WHAT TO WORK ON =
Report how many lines of the entries below contain the word "Oxygen", and nothing more.

Start of SOURCE MATERIAL

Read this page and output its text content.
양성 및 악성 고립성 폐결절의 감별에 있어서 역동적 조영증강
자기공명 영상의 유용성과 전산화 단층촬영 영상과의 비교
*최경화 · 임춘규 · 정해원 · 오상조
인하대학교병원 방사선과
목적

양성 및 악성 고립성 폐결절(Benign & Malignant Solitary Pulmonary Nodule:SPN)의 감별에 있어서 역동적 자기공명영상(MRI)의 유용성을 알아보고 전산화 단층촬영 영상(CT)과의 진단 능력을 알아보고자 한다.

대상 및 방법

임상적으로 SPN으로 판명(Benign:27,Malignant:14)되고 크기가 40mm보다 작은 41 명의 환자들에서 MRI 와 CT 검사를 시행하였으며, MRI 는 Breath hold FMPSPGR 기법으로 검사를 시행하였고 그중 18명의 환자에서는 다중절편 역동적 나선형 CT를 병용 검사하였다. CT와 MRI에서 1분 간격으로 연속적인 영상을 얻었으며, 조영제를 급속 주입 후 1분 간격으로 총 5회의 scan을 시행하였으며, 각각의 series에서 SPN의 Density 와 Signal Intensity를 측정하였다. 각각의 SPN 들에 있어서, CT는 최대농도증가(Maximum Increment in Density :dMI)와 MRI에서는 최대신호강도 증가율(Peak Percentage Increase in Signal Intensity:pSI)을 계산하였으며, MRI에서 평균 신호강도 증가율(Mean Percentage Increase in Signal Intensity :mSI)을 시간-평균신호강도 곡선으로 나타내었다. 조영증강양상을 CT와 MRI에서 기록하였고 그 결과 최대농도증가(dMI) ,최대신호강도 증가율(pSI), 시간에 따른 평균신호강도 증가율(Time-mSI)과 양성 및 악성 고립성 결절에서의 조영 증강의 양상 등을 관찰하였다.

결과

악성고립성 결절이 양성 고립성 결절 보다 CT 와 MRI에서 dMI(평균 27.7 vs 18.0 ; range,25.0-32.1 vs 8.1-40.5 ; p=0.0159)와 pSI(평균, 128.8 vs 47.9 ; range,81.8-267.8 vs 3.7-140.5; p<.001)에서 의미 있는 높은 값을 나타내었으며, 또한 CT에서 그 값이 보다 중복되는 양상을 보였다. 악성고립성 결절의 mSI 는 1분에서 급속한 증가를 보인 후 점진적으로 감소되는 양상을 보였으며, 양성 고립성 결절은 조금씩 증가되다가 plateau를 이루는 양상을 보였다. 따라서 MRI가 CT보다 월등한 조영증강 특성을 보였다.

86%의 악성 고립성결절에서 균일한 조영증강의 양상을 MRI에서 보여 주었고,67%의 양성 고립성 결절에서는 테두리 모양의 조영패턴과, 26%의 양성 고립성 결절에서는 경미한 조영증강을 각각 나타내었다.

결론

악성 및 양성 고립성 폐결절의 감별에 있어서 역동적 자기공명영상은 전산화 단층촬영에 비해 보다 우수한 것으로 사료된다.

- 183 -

End of SOURCE MATERIAL
Start of SOURCE MATERIAL

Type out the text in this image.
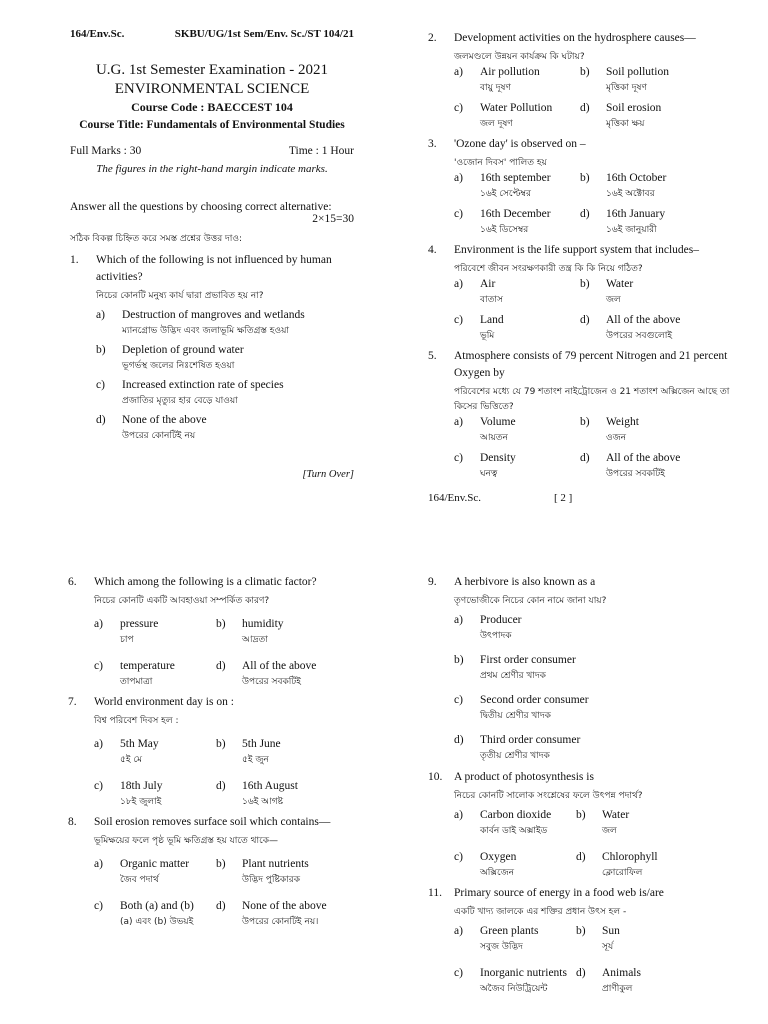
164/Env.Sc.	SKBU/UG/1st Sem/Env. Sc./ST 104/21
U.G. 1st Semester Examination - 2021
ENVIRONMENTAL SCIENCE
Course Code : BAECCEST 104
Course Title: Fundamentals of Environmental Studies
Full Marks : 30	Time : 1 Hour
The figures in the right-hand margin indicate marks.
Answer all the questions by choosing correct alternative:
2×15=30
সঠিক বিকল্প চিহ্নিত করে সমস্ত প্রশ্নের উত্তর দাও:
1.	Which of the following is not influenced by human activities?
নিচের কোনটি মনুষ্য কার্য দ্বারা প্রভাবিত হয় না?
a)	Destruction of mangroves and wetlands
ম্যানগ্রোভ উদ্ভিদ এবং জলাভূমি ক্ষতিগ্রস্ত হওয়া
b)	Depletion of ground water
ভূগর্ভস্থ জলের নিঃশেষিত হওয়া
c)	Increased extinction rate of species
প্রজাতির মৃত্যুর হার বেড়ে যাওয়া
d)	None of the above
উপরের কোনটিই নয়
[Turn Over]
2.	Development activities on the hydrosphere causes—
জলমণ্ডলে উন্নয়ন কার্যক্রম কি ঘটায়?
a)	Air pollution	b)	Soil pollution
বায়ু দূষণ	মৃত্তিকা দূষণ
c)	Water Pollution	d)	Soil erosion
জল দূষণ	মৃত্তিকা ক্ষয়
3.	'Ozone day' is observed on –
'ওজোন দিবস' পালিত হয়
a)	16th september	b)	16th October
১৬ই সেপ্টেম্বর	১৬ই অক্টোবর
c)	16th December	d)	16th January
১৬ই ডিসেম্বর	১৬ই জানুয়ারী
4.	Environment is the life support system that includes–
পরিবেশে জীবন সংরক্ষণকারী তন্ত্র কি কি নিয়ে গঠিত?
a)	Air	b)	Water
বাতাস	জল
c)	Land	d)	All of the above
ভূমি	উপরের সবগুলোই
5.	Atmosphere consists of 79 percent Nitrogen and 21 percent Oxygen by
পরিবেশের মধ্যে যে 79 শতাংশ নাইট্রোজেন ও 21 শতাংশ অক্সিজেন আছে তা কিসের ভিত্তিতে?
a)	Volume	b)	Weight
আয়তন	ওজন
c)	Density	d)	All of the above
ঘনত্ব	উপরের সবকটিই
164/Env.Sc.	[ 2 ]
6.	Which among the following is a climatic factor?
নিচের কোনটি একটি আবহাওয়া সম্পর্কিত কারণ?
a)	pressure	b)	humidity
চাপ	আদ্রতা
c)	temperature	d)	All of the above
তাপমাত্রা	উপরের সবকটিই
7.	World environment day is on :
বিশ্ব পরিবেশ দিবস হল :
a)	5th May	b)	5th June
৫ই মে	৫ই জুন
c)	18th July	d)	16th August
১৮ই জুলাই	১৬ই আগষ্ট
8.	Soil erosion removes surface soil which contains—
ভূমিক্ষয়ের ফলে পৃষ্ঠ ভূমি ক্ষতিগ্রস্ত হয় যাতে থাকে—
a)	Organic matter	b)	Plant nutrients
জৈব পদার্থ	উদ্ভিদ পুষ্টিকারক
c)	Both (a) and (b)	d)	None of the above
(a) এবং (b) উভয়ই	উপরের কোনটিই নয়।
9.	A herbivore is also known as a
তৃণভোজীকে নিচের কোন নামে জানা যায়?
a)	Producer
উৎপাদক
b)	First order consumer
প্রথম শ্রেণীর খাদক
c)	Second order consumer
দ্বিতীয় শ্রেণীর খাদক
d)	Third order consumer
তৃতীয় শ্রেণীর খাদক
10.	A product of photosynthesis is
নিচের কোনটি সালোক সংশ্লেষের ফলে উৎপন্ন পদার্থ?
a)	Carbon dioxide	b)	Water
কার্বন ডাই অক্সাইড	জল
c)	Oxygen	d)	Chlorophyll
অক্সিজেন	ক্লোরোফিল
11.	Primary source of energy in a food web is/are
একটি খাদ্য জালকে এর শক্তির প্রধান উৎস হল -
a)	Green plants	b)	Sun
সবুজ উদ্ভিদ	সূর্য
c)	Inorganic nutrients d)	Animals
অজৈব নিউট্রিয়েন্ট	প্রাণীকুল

End of SOURCE MATERIAL

REPLY TO THE EXERCISE =
2